> _EXTRACTED TEXT_
-- Begin --
Introduce a "bareword" list/dict literal

blhsing · December 25, 2023, 2:52am

One of the annoyances when I jumped from Perl to Python many years ago was the lack of a qw-equivalent operator/literal that would make a common pattern of defining a long list of words/identifiers clean and easy, where the Perl expression:

qw(foo bar baz)

is semantically equivalent to the list:

"foo", "bar", "baz"

Wouldn’t it be nice if we can take advantage of one of the currently meaningless pairs of symbols, say < and >, to denote a list literal where barewords are parsed not as names but as strings, with commas being optional?
-- End --
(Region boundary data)
-- Begin --
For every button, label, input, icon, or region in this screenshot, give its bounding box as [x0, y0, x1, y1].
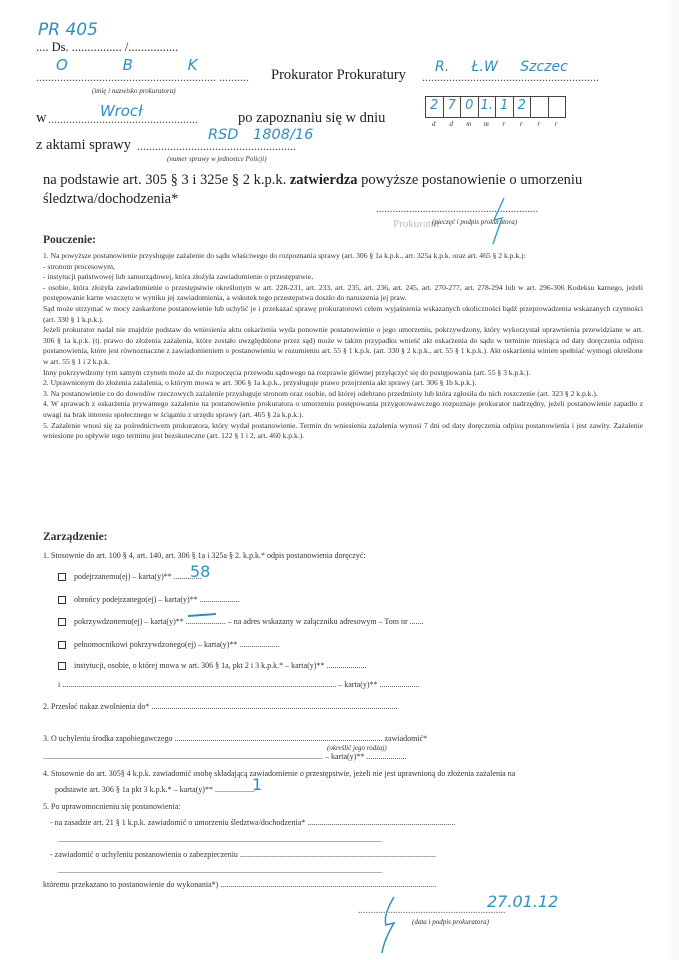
- date-cell: 1.: [479, 97, 497, 117]
- pouczenie-paragraph: 1. Na powyższe postanowienie przysługuje…: [43, 251, 643, 262]
- case-number-handwritten: RSD 1808/16: [208, 127, 313, 143]
- point-4-line2[interactable]: podstawie art. 306 § 1a pkt 3 k.p.k.* – …: [55, 785, 255, 794]
- final-date-handwritten: 27.01.12: [487, 892, 558, 911]
- point-5-a-line2[interactable]: ........................................…: [58, 835, 382, 844]
- checkbox[interactable]: [58, 596, 66, 604]
- ds-line: .... Ds. ................ /.............…: [36, 40, 178, 55]
- pouczenie-paragraph: Inny pokrzywdzony tym samym czynem może …: [43, 368, 643, 379]
- aktami-label: z aktami sprawy: [36, 137, 131, 154]
- date-cell: 1: [496, 97, 514, 117]
- decision-text: na podstawie art. 305 § 3 i 325e § 2 k.p…: [43, 172, 582, 189]
- checkbox[interactable]: [58, 618, 66, 626]
- date-format-labels: dd mm rr rr: [425, 120, 565, 128]
- date-cell: [549, 97, 566, 117]
- pouczenie-paragraph: 5. Zażalenie wnosi się za pośrednictwem …: [43, 421, 643, 442]
- checklist-item-institution[interactable]: instytucji, osobie, o której mowa w art.…: [58, 661, 366, 670]
- case-caption: (numer sprawy w jednostce Policji): [167, 155, 267, 163]
- checklist-item-victim-attorney[interactable]: pełnomocnikowi pokrzywdzonego(ej) – kart…: [58, 640, 279, 649]
- pouczenie-paragraph: 4. W sprawach z oskarżenia prywatnego za…: [43, 399, 643, 420]
- signature-stroke-icon: [490, 196, 510, 246]
- pouczenie-body: 1. Na powyższe postanowienie przysługuje…: [43, 251, 643, 442]
- zarzadzenie-heading: Zarządzenie:: [43, 531, 108, 543]
- point-4-handwritten: 1: [252, 775, 262, 794]
- checkbox[interactable]: [58, 641, 66, 649]
- point-3-line2[interactable]: ........................................…: [43, 752, 406, 761]
- prosecutor-office-handwritten: R. Ł.W Szczec: [435, 59, 568, 75]
- pouczenie-paragraph: Jeżeli prokurator nadal nie znajdzie pod…: [43, 325, 643, 367]
- w-label: w: [36, 110, 46, 127]
- pouczenie-paragraph: - osobie, która złożyła zawiadomienie o …: [43, 283, 643, 304]
- prosecutor-label: Prokurator Prokuratury: [271, 67, 406, 84]
- final-signature-stroke-icon: [378, 895, 400, 955]
- scrollbar[interactable]: [669, 0, 679, 960]
- pouczenie-paragraph: 2. Uprawnionym do złożenia zażalenia, o …: [43, 378, 643, 389]
- pouczenie-paragraph: - instytucji państwowej lub samorządowej…: [43, 272, 643, 283]
- final-signature-caption: (data i podpis prokuratora): [412, 918, 489, 926]
- date-box[interactable]: 2 7 0 1. 1 2: [425, 96, 566, 118]
- decision-text-line2: śledztwa/dochodzenia*: [43, 191, 178, 208]
- point-4: 4. Stosownie do art. 305§ 4 k.p.k. zawia…: [43, 769, 515, 778]
- checklist-item-victim[interactable]: pokrzywdzonemu(ej) – karta(y)** ........…: [58, 617, 424, 626]
- date-cell: [531, 97, 549, 117]
- line-i[interactable]: i ......................................…: [58, 680, 420, 689]
- handwritten-case-ref: PR 405: [38, 20, 98, 40]
- signature-field[interactable]: ........................................…: [376, 203, 538, 215]
- pouczenie-paragraph: Sąd może utrzymać w mocy zaskarżone post…: [43, 304, 643, 325]
- date-cell: 0: [461, 97, 479, 117]
- point-5-b-line2[interactable]: ........................................…: [58, 866, 382, 875]
- zapoznaniu-label: po zapoznaniu się w dniu: [238, 110, 385, 127]
- date-cell: 2: [514, 97, 532, 117]
- point-2[interactable]: 2. Przesłać nakaz zwolnienia do* .......…: [43, 702, 397, 711]
- place-handwritten: Wrocł: [100, 102, 142, 120]
- pouczenie-paragraph: - stronom procesowym,: [43, 262, 643, 273]
- checkbox[interactable]: [58, 573, 66, 581]
- pouczenie-paragraph: 3. Na postanowienie co do dowodów rzeczo…: [43, 389, 643, 400]
- pouczenie-heading: Pouczenie:: [43, 234, 96, 246]
- point-1: 1. Stosownie do art. 100 § 4, art. 140, …: [43, 551, 366, 560]
- point-5: 5. Po uprawomocnieniu się postanowienia:: [43, 802, 181, 811]
- checklist-item-suspect[interactable]: podejrzanemu(ej) – karta(y)** ..........…: [58, 572, 202, 581]
- checkbox[interactable]: [58, 662, 66, 670]
- prosecutor-name-field[interactable]: ........................................…: [36, 70, 249, 85]
- suspect-pages-handwritten: 58: [190, 562, 210, 581]
- point-5-a[interactable]: - na zasadzie art. 21 § 1 k.p.k. zawiado…: [50, 818, 455, 827]
- checklist-item-defender[interactable]: obrońcy podejrzanego(ej) – karta(y)** ..…: [58, 595, 240, 604]
- point-5-c[interactable]: któremu przekazano to postanowienie do w…: [43, 880, 436, 889]
- point-5-b[interactable]: - zawiadomić o uchyleniu postanowienia o…: [50, 850, 436, 859]
- point-3-caption: (określić jego rodzaj): [327, 744, 387, 752]
- date-cell: 2: [426, 97, 444, 117]
- date-cell: 7: [444, 97, 462, 117]
- name-caption: (imię i nazwisko prokuratora): [92, 87, 176, 95]
- point-3[interactable]: 3. O uchyleniu środka zapobiegawczego ..…: [43, 734, 427, 743]
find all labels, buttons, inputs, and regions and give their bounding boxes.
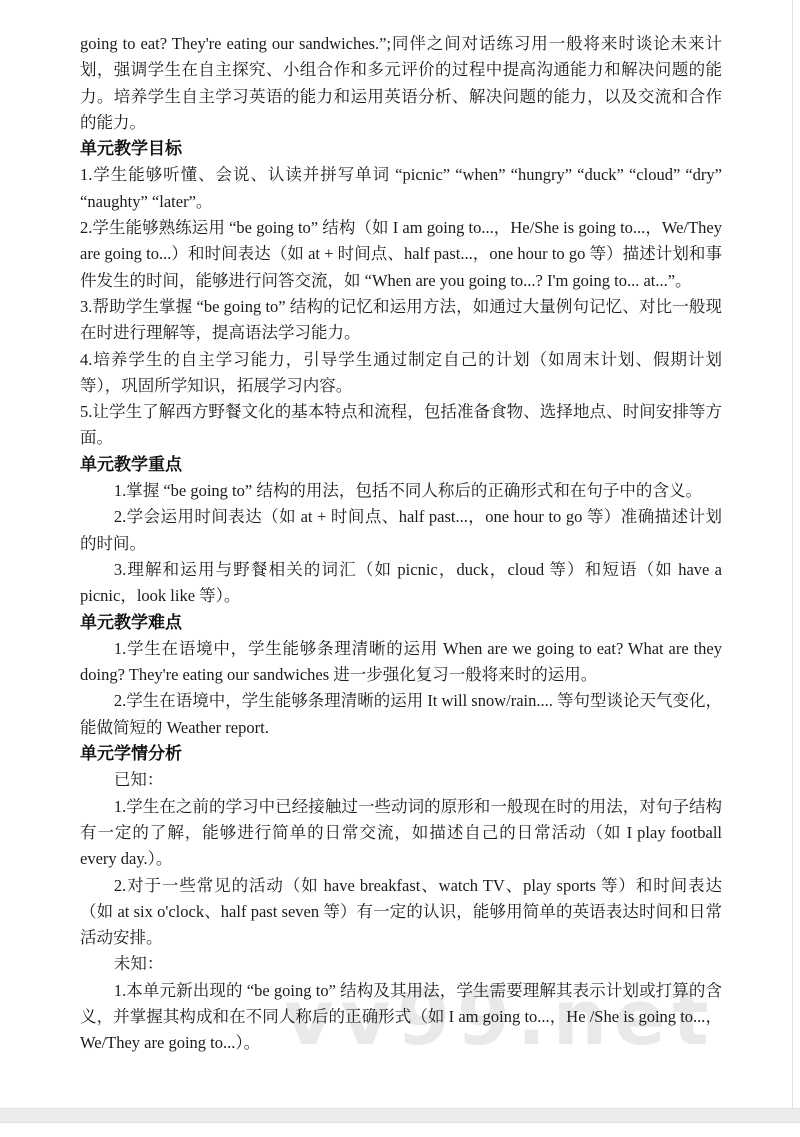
paragraph: 3.理解和运用与野餐相关的词汇（如 picnic，duck，cloud 等）和短… bbox=[80, 557, 722, 610]
document-body: going to eat? They're eating our sandwic… bbox=[80, 31, 722, 1057]
paragraph: 2.学生能够熟练运用 “be going to” 结构（如 I am going… bbox=[80, 215, 722, 294]
next-page-top bbox=[0, 1123, 800, 1137]
paragraph: 2.学会运用时间表达（如 at + 时间点、half past...，one h… bbox=[80, 504, 722, 557]
paragraph: 2.对于一些常见的活动（如 have breakfast、watch TV、pl… bbox=[80, 873, 722, 952]
paragraph: 1.学生在语境中，学生能够条理清晰的运用 When are we going t… bbox=[80, 636, 722, 689]
paragraph: 1.本单元新出现的 “be going to” 结构及其用法，学生需要理解其表示… bbox=[80, 978, 722, 1057]
paragraph: 1.学生能够听懂、会说、认读并拼写单词 “picnic” “when” “hun… bbox=[80, 162, 722, 215]
paragraph: 5.让学生了解西方野餐文化的基本特点和流程，包括准备食物、选择地点、时间安排等方… bbox=[80, 399, 722, 452]
section-heading: 单元学情分析 bbox=[80, 741, 722, 767]
document-page: vv99.net going to eat? They're eating ou… bbox=[0, 0, 800, 1137]
paragraph: 1.学生在之前的学习中已经接触过一些动词的原形和一般现在时的用法，对句子结构有一… bbox=[80, 794, 722, 873]
section-heading: 单元教学目标 bbox=[80, 136, 722, 162]
paragraph: 2.学生在语境中，学生能够条理清晰的运用 It will snow/rain..… bbox=[80, 688, 722, 741]
paragraph: 4.培养学生的自主学习能力，引导学生通过制定自己的计划（如周末计划、假期计划等）… bbox=[80, 347, 722, 400]
paragraph: 3.帮助学生掌握 “be going to” 结构的记忆和运用方法，如通过大量例… bbox=[80, 294, 722, 347]
paragraph: 1.掌握 “be going to” 结构的用法，包括不同人称后的正确形式和在句… bbox=[80, 478, 722, 504]
paragraph: 未知： bbox=[80, 951, 722, 977]
page-separator bbox=[0, 1108, 800, 1123]
section-heading: 单元教学难点 bbox=[80, 610, 722, 636]
paragraph: going to eat? They're eating our sandwic… bbox=[80, 31, 722, 136]
page-right-edge bbox=[792, 0, 793, 1112]
paragraph: 已知： bbox=[80, 767, 722, 793]
section-heading: 单元教学重点 bbox=[80, 452, 722, 478]
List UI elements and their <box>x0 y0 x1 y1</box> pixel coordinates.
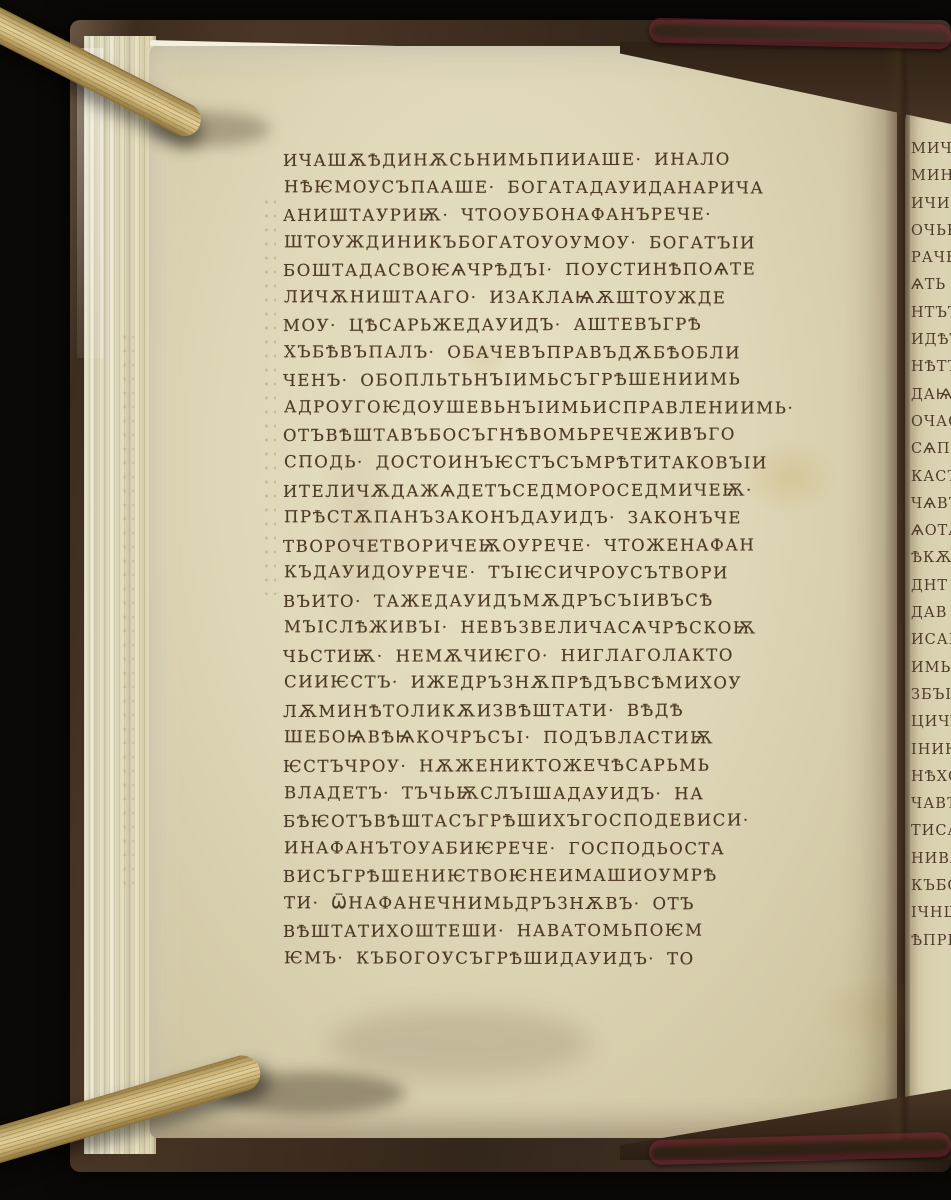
text-line: ВѢШТАТИХОШТЕШИ· НАВАТОМЬПОѤМ <box>283 916 887 945</box>
adjacent-text-fragment: ИМЬН <box>911 655 951 682</box>
text-line: ТИ· ѾНАФАНЕЧНИМЬДРЪЗНѪВЪ· ОТЪ <box>284 889 888 918</box>
adjacent-text-fragment: НѢХОШ <box>911 764 951 791</box>
text-line: ХЪБѢВЪПАЛЪ· ОБАЧЕВЪПРАВЪДѪБѢОБЛИ <box>284 338 888 367</box>
adjacent-text-fragment: МИНѢ <box>911 163 951 190</box>
adjacent-text-fragment: НИВА <box>911 846 951 873</box>
text-line: ИТЕЛИЧѪДАЖѦДЕТЪСЕДМОРОСЕДМИЧЕѬ· <box>283 476 887 505</box>
adjacent-text-fragment: МИЧСА <box>911 136 951 163</box>
adjacent-text-fragment: ДНТ <box>911 573 951 600</box>
adjacent-text-fragment: ѢКѪН <box>911 545 951 572</box>
text-line: ШЕБОѨВѢѨКОЧРЪСЪІ· ПОДЪВЛАСТИѬ <box>284 724 888 753</box>
text-line: НѢѤМОУСЪПААШЕ· БОГАТАДАУИДАНАРИЧА <box>284 173 888 202</box>
text-line: ТВОРОЧЕТВОРИЧЕѬОУРЕЧЕ· ЧТОЖЕНАФАН <box>283 531 887 560</box>
text-line: ѤСТЪЧРОУ· НѪЖЕНИКТОЖЕЧѢСАРЬМЬ <box>283 751 887 780</box>
adjacent-text-fragment: ТИСА· <box>911 818 951 845</box>
prick-marks-column <box>120 330 134 890</box>
adjacent-text-fragment: НТЪТ <box>911 300 951 327</box>
text-line: ЧЬСТИѬ· НЕМѪЧИѤГО· НИГЛАГОЛАКТО <box>283 641 887 670</box>
adjacent-text-fragment: ИЧИ· <box>911 191 951 218</box>
text-line: ЛИЧѪНИШТААГО· ИЗАКЛАѨѪШТОУЖДЕ <box>284 283 888 312</box>
text-line: ОТЪВѢШТАВЪБОСЪГНѢВОМЬРЕЧЕЖИВЪГО <box>283 421 887 450</box>
text-line: ИЧАШѪѢДИНѪСЬНИМЬПИИАШЕ· ИНАЛО <box>283 145 887 174</box>
text-line: МЪІСЛѢЖИВЪІ· НЕВЪЗВЕЛИЧАСѦЧРѢСКОѬ <box>284 614 888 643</box>
adjacent-page-text: МИЧСА МИНѢ ИЧИ· ОЧЬК РАЧЕ ѦТЬ НТЪТ ИДѢТ … <box>911 136 951 955</box>
text-line: ВИСЪГРѢШЕНИѤТВОѤНЕИМАШИОУМРѢ <box>283 861 887 890</box>
adjacent-text-fragment: ДАВ <box>911 600 951 627</box>
adjacent-text-fragment: КЪБОН <box>911 873 951 900</box>
text-line: СПОДЬ· ДОСТОИНЪѤСТЪСЪМРѢТИТАКОВЪІИ <box>284 448 888 477</box>
adjacent-text-fragment: ОЧАОВ <box>911 409 951 436</box>
text-line: АНИШТАУРИѬ· ЧТООУБОНАФАНЪРЕЧЕ· <box>283 200 887 229</box>
text-line: ВЛАДЕТЪ· ТЪЧЬѬСЛЪІШАДАУИДЪ· НА <box>284 779 888 808</box>
stick-shadow <box>330 1008 590 1078</box>
text-line: ЛѪМИНѢТОЛИКѪИЗВѢШТАТИ· ВѢДѢ <box>283 696 887 725</box>
text-block: ИЧАШѪѢДИНѪСЬНИМЬПИИАШЕ· ИНАЛО НѢѤМОУСЪПА… <box>283 146 887 972</box>
adjacent-text-fragment: НѢТЪ· <box>911 354 951 381</box>
manuscript-photo: ИЧАШѪѢДИНѪСЬНИМЬПИИАШЕ· ИНАЛО НѢѤМОУСЪПА… <box>0 0 951 1200</box>
adjacent-text-fragment: ІЧНШ <box>911 900 951 927</box>
text-line: ѤМЪ· КЪБОГОУСЪГРѢШИДАУИДЪ· ТО <box>284 944 888 973</box>
text-line: ЧЕНЪ· ОБОПЛЬТЬНЪІИМЬСЪГРѢШЕНИИМЬ <box>283 365 887 394</box>
adjacent-text-fragment: ЧАВЪѢ <box>911 791 951 818</box>
text-line: ВЪИТО· ТАЖЕДАУИДЪМѪДРЪСЪІИВЪСѢ <box>283 586 887 615</box>
text-line: ИНАФАНЪТОУАБИѤРЕЧЕ· ГОСПОДЬОСТА <box>284 834 888 863</box>
adjacent-text-fragment: ДАѨВЬ <box>911 382 951 409</box>
page-fold-shadow <box>884 46 910 1140</box>
adjacent-text-fragment: ЗБЪІТ <box>911 682 951 709</box>
adjacent-text-fragment: ЦИЧТ <box>911 709 951 736</box>
adjacent-text-fragment: ѦТЬ <box>911 272 951 299</box>
adjacent-text-fragment: РАЧЕ <box>911 245 951 272</box>
text-line: МОУ· ЦѢСАРЬЖЕДАУИДЪ· АШТЕВЪГРѢ <box>283 310 887 339</box>
text-line: АДРОУГОѤДОУШЕВЬНЪІИМЬИСПРАВЛЕНИИМЬ· <box>284 393 888 422</box>
adjacent-text-fragment: ѢПРН <box>911 928 951 955</box>
adjacent-page: МИЧСА МИНѢ ИЧИ· ОЧЬК РАЧЕ ѦТЬ НТЪТ ИДѢТ … <box>905 96 951 1152</box>
text-line: СИИѤСТЪ· ИЖЕДРЪЗНѪПРѢДЪВСѢМИХОУ <box>284 669 888 698</box>
adjacent-text-fragment: КАСЪГ <box>911 464 951 491</box>
text-line: ШТОУЖДИНИКЪБОГАТОУОУМОУ· БОГАТЪІИ <box>284 228 888 257</box>
adjacent-text-fragment: ОЧЬК <box>911 218 951 245</box>
adjacent-text-fragment: ИДѢТ <box>911 327 951 354</box>
adjacent-text-fragment: ѦОТА <box>911 518 951 545</box>
text-line: БѢѤОТЪВѢШТАСЪГРѢШИХЪГОСПОДЕВИСИ· <box>283 806 887 835</box>
adjacent-text-fragment: ЧѦВЪВ <box>911 491 951 518</box>
prick-marks-column <box>262 195 276 595</box>
adjacent-text-fragment: ІНИН <box>911 737 951 764</box>
text-line: БОШТАДАСВОѤѦЧРѢДЪІ· ПОУСТИНѢПОѦТЕ <box>283 255 887 284</box>
text-line: КЪДАУИДОУРЕЧЕ· ТЪІѤСИЧРОУСЪТВОРИ <box>284 558 888 587</box>
adjacent-text-fragment: ИСАКІ <box>911 627 951 654</box>
text-line: ПРѢСТѪПАНЪЗАКОНЪДАУИДЪ· ЗАКОНЪЧЕ <box>284 503 888 532</box>
adjacent-text-fragment: СѦПРО <box>911 436 951 463</box>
-- End --
> _WHAT THE TASK ASKS_
Could you copy out the entire forum post proposing a bareword list literal for Python, word for word?

> _RESPONSE_
Introduce a "bareword" list/dict literal

blhsing · December 25, 2023, 2:52am

One of the annoyances when I jumped from Perl to Python many years ago was the lack of a qw-equivalent operator/literal that would make a common pattern of defining a long list of words/identifiers clean and easy, where the Perl expression:

qw(foo bar baz)

is semantically equivalent to the list:

"foo", "bar", "baz"

Wouldn’t it be nice if we can take advantage of one of the currently meaningless pairs of symbols, say < and >, to denote a list literal where barewords are parsed not as names but as strings, with commas being optional?